Dataset records:
________________________

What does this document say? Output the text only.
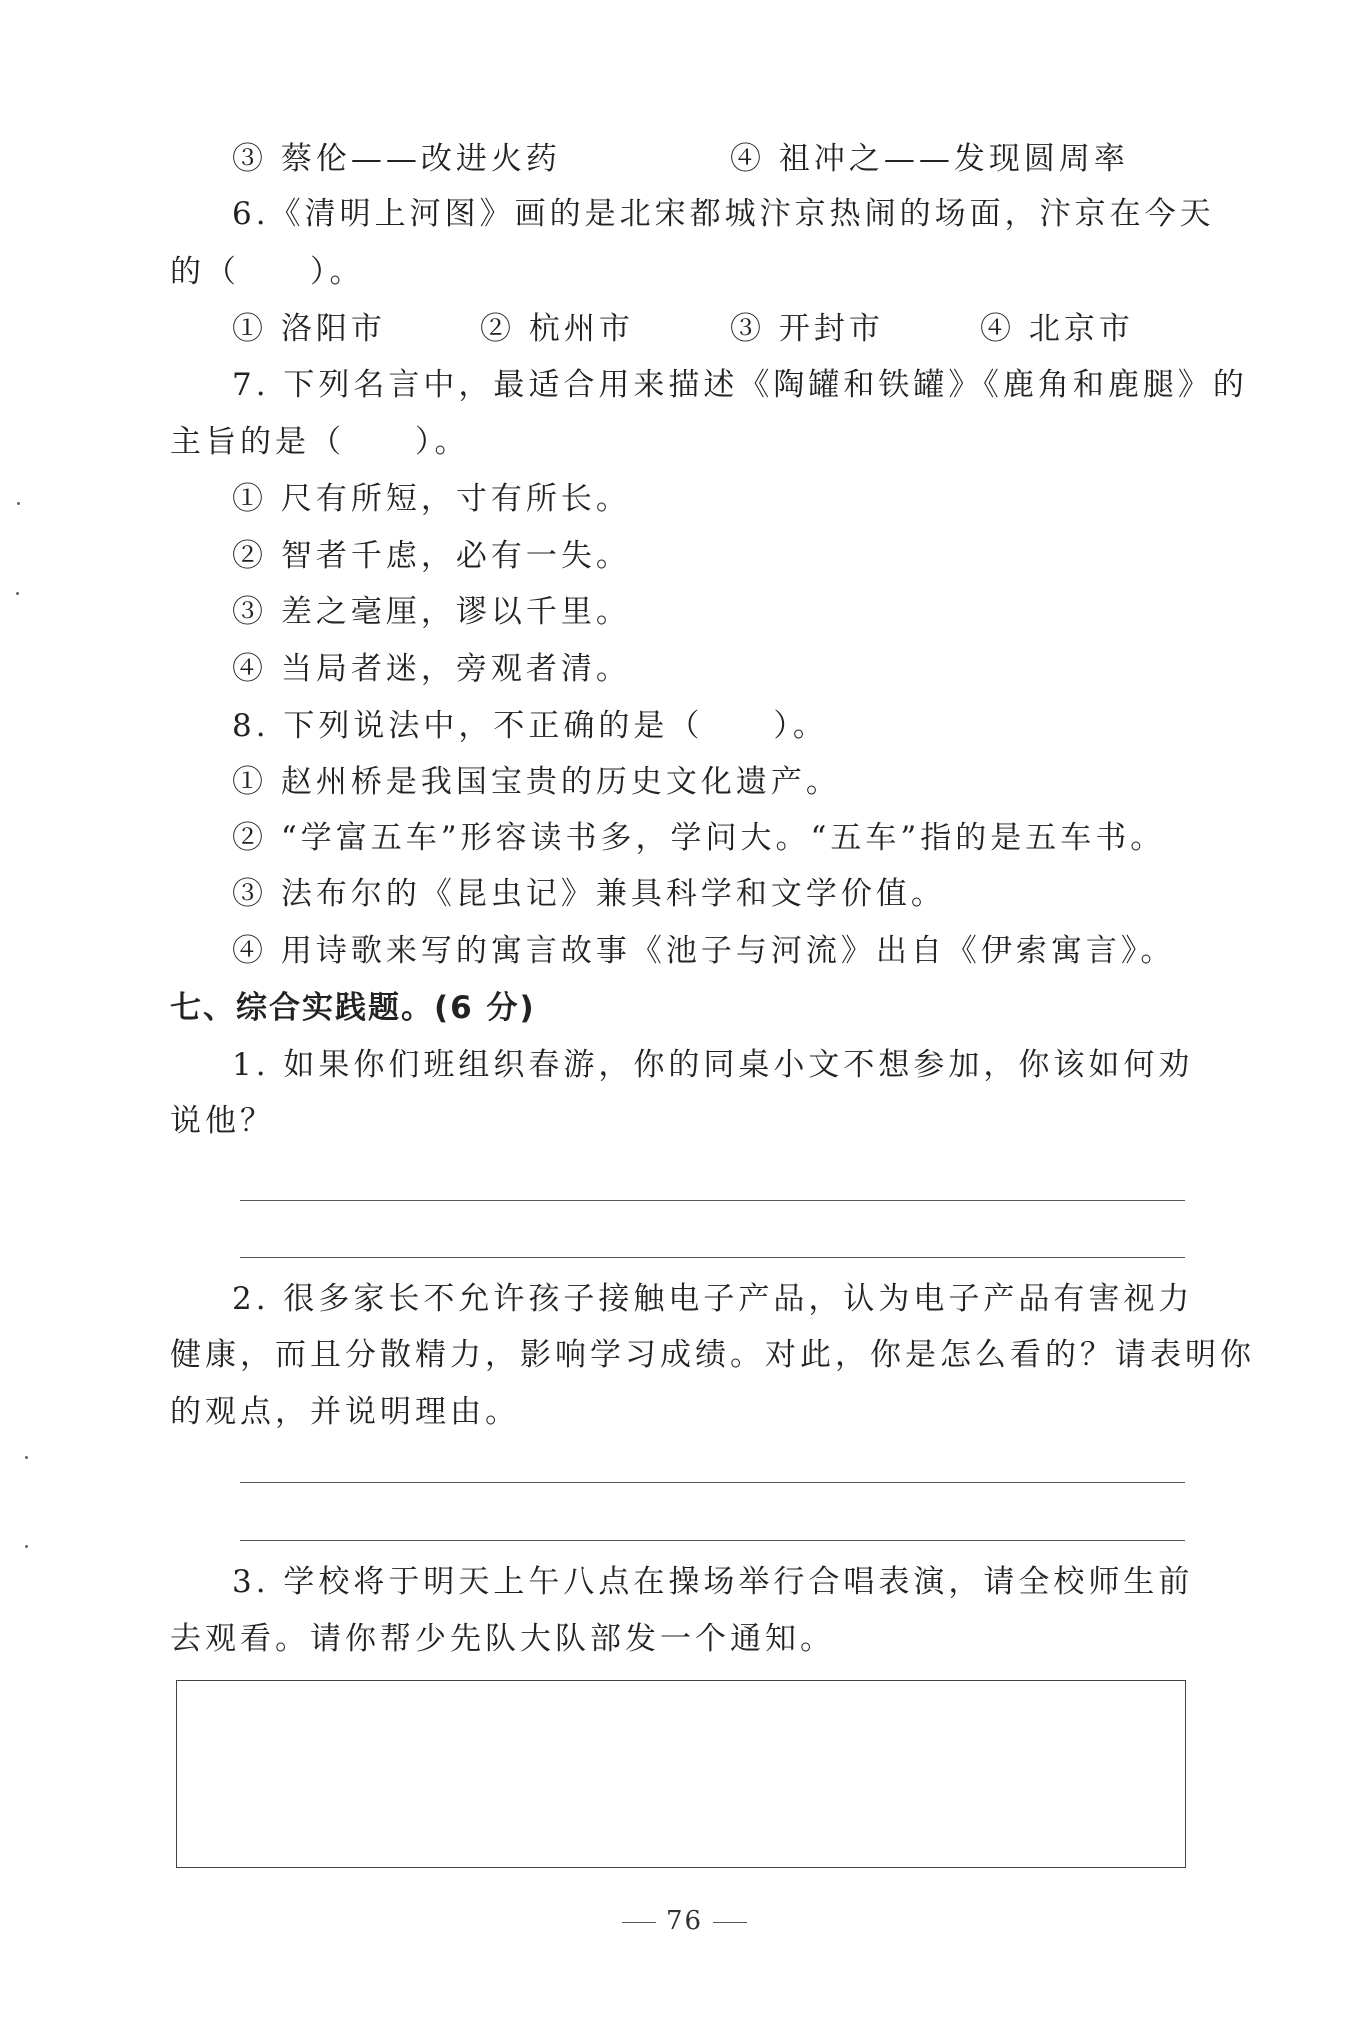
③ 蔡伦——改进火药	④ 祖冲之——发现圆周率
6.《清明上河图》画的是北宋都城汴京热闹的场面，汴京在今天
的（　　）。
① 洛阳市	② 杭州市	③ 开封市	④ 北京市
7. 下列名言中，最适合用来描述《陶罐和铁罐》《鹿角和鹿腿》的
主旨的是（　　）。
① 尺有所短，寸有所长。
② 智者千虑，必有一失。
③ 差之毫厘，谬以千里。
④ 当局者迷，旁观者清。
8. 下列说法中，不正确的是（　　）。
① 赵州桥是我国宝贵的历史文化遗产。
② “学富五车”形容读书多，学问大。“五车”指的是五车书。
③ 法布尔的《昆虫记》兼具科学和文学价值。
④ 用诗歌来写的寓言故事《池子与河流》出自《伊索寓言》。
七、综合实践题。(6 分)
1. 如果你们班组织春游，你的同桌小文不想参加，你该如何劝
说他？
2. 很多家长不允许孩子接触电子产品，认为电子产品有害视力
健康，而且分散精力，影响学习成绩。对此，你是怎么看的？请表明你
的观点，并说明理由。
3. 学校将于明天上午八点在操场举行合唱表演，请全校师生前
去观看。请你帮少先队大队部发一个通知。
76
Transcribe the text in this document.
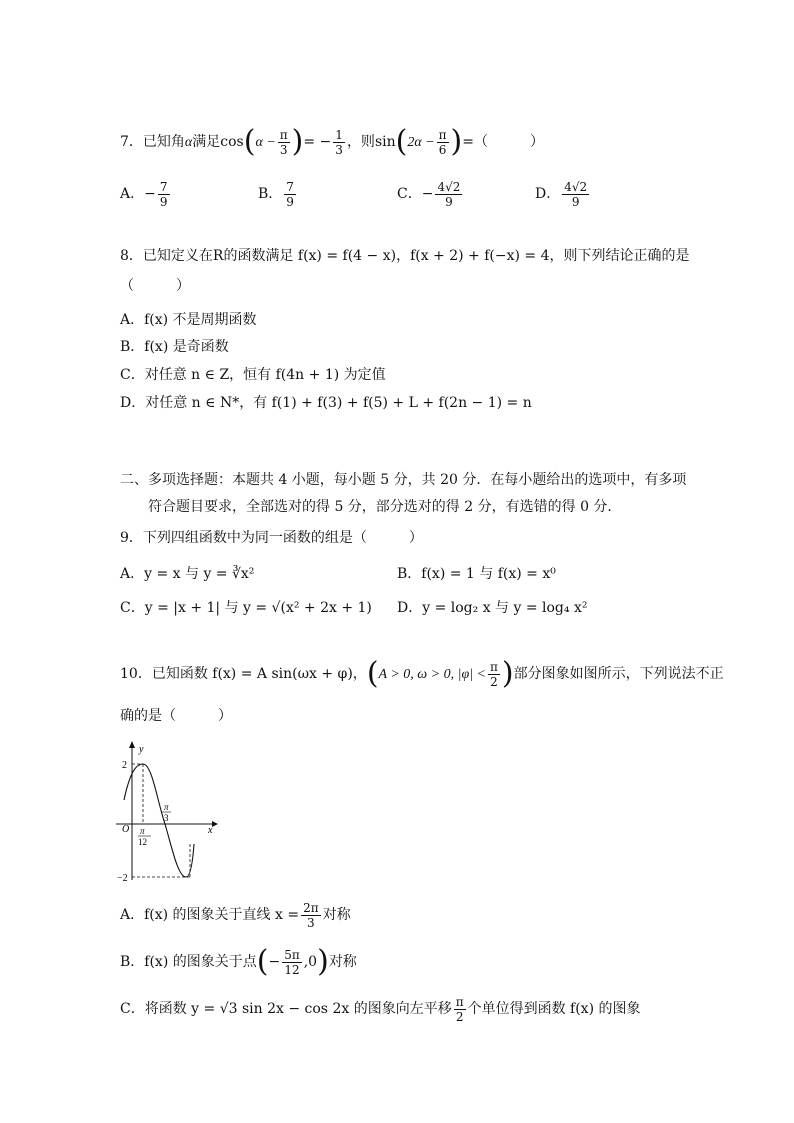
7．已知角α满足$\cos(\alpha - \frac{\pi}{3}$ )= − $\frac{1}{3}$ ，则$\sin(2\alpha - \frac{\pi}{6}$ )=（　　　）
A．− $\frac{7}{9}$	B． $\frac{7}{9}$	C．− $\frac{4√2}{9}$	D． $\frac{4√2}{9}$
8．已知定义在R的函数满足 f(x) = f(4 − x)，f(x + 2) + f(−x) = 4，则下列结论正确的是
（　　　）
A．f(x) 不是周期函数
B．f(x) 是奇函数
C．对任意 n ∈ Z，恒有 f(4n + 1) 为定值
D．对任意 n ∈ N*，有 f(1) + f(3) + f(5) + L + f(2n − 1) = n
二、多项选择题：本题共 4 小题，每小题 5 分，共 20 分．在每小题给出的选项中，有多项
符合题目要求，全部选对的得 5 分，部分选对的得 2 分，有选错的得 0 分．
9．下列四组函数中为同一函数的组是（　　　）
A．y = x 与 y = ∛x²	B．f(x) = 1 与 f(x) = x⁰
C．y = |x + 1| 与 y = √(x² + 2x + 1) D．y = log₂ x 与 y = log₄ x²
10．已知函数 f(x) = A sin(ωx + φ)，(A > 0, ω > 0, $|\varphi| < \frac{\pi}{2}$ )部分图象如图所示，下列说法不正
确的是（　　　）
y
x
O
2
−2
π
12
π
3
A．f(x) 的图象关于直线 $x = \frac{2\pi}{3}$ 对称
B．f(x) 的图象关于点(− $\frac{5\pi}{12} ,0$)对称
C．将函数 y = √3 sin 2x − cos 2x 的图象向左平移 $\frac{\pi}{2}$ 个单位得到函数 f(x) 的图象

________________________

Goal of the exercise >> Write out the entries above verbatim; the pictures do not belong in your copy.

Written solution >>
What does this document say? Output the text only.
③ 蔡伦——改进火药	④ 祖冲之——发现圆周率
6.《清明上河图》画的是北宋都城汴京热闹的场面，汴京在今天
的（　　）。
① 洛阳市	② 杭州市	③ 开封市	④ 北京市
7. 下列名言中，最适合用来描述《陶罐和铁罐》《鹿角和鹿腿》的
主旨的是（　　）。
① 尺有所短，寸有所长。
② 智者千虑，必有一失。
③ 差之毫厘，谬以千里。
④ 当局者迷，旁观者清。
8. 下列说法中，不正确的是（　　）。
① 赵州桥是我国宝贵的历史文化遗产。
② “学富五车”形容读书多，学问大。“五车”指的是五车书。
③ 法布尔的《昆虫记》兼具科学和文学价值。
④ 用诗歌来写的寓言故事《池子与河流》出自《伊索寓言》。
七、综合实践题。(6 分)
1. 如果你们班组织春游，你的同桌小文不想参加，你该如何劝
说他？
2. 很多家长不允许孩子接触电子产品，认为电子产品有害视力
健康，而且分散精力，影响学习成绩。对此，你是怎么看的？请表明你
的观点，并说明理由。
3. 学校将于明天上午八点在操场举行合唱表演，请全校师生前
去观看。请你帮少先队大队部发一个通知。
76
Transcribe the text in this document.
7．已知角α满足$\cos(\alpha - \frac{\pi}{3}$ )= − $\frac{1}{3}$ ，则$\sin(2\alpha - \frac{\pi}{6}$ )=（　　　）
A．− $\frac{7}{9}$	B． $\frac{7}{9}$	C．− $\frac{4√2}{9}$	D． $\frac{4√2}{9}$
8．已知定义在R的函数满足 f(x) = f(4 − x)，f(x + 2) + f(−x) = 4，则下列结论正确的是
（　　　）
A．f(x) 不是周期函数
B．f(x) 是奇函数
C．对任意 n ∈ Z，恒有 f(4n + 1) 为定值
D．对任意 n ∈ N*，有 f(1) + f(3) + f(5) + L + f(2n − 1) = n
二、多项选择题：本题共 4 小题，每小题 5 分，共 20 分．在每小题给出的选项中，有多项
符合题目要求，全部选对的得 5 分，部分选对的得 2 分，有选错的得 0 分．
9．下列四组函数中为同一函数的组是（　　　）
A．y = x 与 y = ∛x²	B．f(x) = 1 与 f(x) = x⁰
C．y = |x + 1| 与 y = √(x² + 2x + 1) D．y = log₂ x 与 y = log₄ x²
10．已知函数 f(x) = A sin(ωx + φ)，(A > 0, ω > 0, $|\varphi| < \frac{\pi}{2}$ )部分图象如图所示，下列说法不正
确的是（　　　）
y
x
O
2
−2
π
12
π
3
A．f(x) 的图象关于直线 $x = \frac{2\pi}{3}$ 对称
B．f(x) 的图象关于点(− $\frac{5\pi}{12} ,0$)对称
C．将函数 y = √3 sin 2x − cos 2x 的图象向左平移 $\frac{\pi}{2}$ 个单位得到函数 f(x) 的图象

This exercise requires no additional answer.